## GIVEN REQUEST
Work out how many lines of the material below mention the word "devant"; reply with the number only.

BEGIN SUPPLIED INFORMATION

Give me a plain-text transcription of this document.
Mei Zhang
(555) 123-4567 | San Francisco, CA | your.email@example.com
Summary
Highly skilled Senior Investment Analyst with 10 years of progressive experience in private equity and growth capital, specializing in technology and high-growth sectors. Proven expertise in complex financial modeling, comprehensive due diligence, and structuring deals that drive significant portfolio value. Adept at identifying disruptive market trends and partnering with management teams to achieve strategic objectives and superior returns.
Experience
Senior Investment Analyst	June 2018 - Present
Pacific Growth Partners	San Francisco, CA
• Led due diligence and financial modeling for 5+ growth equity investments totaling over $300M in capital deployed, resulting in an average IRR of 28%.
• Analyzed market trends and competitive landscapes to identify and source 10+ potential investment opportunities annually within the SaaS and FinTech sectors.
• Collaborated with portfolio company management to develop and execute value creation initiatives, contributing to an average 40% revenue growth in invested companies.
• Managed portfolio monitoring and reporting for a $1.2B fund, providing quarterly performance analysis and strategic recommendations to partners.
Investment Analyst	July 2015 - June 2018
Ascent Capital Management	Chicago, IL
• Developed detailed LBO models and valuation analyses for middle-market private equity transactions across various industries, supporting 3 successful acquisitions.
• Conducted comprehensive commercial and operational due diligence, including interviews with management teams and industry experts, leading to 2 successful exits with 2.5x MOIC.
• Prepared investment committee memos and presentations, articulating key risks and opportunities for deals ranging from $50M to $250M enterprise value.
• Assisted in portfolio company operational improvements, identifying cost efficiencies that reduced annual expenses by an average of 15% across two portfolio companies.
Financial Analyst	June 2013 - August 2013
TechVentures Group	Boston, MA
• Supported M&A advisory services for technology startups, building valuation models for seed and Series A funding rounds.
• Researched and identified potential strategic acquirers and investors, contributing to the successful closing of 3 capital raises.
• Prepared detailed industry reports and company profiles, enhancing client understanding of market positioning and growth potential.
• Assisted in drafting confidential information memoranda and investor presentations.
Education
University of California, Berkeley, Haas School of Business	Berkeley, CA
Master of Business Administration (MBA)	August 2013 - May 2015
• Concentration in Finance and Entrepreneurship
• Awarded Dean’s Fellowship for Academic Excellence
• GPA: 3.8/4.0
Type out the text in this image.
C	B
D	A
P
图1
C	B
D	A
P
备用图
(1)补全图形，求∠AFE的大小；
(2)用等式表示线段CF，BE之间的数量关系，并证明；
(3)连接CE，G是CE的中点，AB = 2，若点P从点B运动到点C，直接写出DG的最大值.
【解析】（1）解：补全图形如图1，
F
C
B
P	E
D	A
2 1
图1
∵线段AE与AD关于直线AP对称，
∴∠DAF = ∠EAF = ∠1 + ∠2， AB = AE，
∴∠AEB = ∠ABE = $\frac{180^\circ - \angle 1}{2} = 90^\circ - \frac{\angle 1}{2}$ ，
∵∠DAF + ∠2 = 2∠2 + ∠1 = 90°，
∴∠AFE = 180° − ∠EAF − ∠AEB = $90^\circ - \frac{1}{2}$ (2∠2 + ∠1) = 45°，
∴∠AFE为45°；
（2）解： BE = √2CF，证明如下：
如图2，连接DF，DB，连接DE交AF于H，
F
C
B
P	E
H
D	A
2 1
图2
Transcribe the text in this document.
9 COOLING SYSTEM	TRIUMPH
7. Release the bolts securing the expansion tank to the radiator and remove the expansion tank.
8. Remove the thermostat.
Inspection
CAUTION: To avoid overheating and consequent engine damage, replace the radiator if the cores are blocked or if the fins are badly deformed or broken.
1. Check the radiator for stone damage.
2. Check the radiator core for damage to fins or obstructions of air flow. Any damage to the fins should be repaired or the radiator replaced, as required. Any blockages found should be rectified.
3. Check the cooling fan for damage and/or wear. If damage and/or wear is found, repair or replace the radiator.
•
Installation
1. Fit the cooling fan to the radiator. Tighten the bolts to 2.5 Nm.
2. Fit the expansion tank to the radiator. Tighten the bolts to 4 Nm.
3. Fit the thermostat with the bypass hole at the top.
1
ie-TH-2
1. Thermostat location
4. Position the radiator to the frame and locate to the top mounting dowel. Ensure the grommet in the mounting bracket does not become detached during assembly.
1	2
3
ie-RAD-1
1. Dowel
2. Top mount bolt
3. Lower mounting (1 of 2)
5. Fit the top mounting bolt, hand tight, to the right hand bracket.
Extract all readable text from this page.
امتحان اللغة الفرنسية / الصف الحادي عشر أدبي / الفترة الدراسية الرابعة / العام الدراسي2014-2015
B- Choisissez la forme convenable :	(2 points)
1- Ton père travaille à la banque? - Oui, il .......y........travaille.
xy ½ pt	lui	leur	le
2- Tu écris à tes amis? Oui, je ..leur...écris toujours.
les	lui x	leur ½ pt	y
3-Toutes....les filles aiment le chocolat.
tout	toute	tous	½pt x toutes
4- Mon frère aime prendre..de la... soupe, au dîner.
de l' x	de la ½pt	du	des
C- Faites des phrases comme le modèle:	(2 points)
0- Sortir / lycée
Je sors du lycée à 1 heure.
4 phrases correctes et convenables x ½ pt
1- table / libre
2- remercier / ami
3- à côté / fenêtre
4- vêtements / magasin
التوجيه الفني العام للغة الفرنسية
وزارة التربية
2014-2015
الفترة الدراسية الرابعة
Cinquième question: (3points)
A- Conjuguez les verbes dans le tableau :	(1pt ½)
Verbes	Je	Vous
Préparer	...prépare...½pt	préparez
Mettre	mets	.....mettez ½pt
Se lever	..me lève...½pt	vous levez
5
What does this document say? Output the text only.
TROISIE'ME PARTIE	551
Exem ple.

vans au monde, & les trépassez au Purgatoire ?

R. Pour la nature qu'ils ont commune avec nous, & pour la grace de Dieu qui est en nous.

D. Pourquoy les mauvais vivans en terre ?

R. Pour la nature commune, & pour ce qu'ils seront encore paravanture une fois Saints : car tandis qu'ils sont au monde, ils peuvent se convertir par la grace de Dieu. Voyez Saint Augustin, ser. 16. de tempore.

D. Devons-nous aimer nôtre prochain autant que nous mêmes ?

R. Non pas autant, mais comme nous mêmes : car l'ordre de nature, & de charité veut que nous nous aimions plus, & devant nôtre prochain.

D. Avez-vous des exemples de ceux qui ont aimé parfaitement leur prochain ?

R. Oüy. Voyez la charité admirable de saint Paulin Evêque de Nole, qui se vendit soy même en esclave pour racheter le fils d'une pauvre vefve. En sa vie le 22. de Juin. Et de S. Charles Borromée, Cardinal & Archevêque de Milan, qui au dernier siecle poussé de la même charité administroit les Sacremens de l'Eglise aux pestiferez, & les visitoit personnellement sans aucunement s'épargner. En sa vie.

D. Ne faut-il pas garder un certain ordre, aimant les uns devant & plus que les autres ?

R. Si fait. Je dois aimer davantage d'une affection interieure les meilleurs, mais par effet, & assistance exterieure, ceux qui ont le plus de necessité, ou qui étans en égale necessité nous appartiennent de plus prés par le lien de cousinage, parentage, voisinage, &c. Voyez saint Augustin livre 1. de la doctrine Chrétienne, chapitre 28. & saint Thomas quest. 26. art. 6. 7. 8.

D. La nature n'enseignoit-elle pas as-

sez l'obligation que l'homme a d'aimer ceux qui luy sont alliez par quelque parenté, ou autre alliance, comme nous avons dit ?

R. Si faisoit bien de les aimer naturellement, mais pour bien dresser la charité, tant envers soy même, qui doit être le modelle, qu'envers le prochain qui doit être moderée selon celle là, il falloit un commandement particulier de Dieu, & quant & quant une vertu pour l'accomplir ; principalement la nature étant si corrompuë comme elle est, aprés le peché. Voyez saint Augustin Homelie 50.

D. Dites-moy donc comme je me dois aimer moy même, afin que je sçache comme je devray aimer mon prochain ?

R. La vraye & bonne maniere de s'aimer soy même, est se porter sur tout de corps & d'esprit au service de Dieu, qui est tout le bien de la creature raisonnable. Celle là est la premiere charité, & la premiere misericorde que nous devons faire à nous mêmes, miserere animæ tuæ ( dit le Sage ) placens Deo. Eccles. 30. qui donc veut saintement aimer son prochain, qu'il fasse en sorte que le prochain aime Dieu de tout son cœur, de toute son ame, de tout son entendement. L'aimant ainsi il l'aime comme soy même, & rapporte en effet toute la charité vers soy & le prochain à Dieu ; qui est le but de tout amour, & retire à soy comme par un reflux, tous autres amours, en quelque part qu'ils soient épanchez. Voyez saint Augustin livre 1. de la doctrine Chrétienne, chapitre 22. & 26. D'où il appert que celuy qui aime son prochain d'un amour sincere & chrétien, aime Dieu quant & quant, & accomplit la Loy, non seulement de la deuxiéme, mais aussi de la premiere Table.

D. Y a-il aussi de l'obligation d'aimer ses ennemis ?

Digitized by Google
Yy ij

END SUPPLIED INFORMATION

## THE RESPONSE
2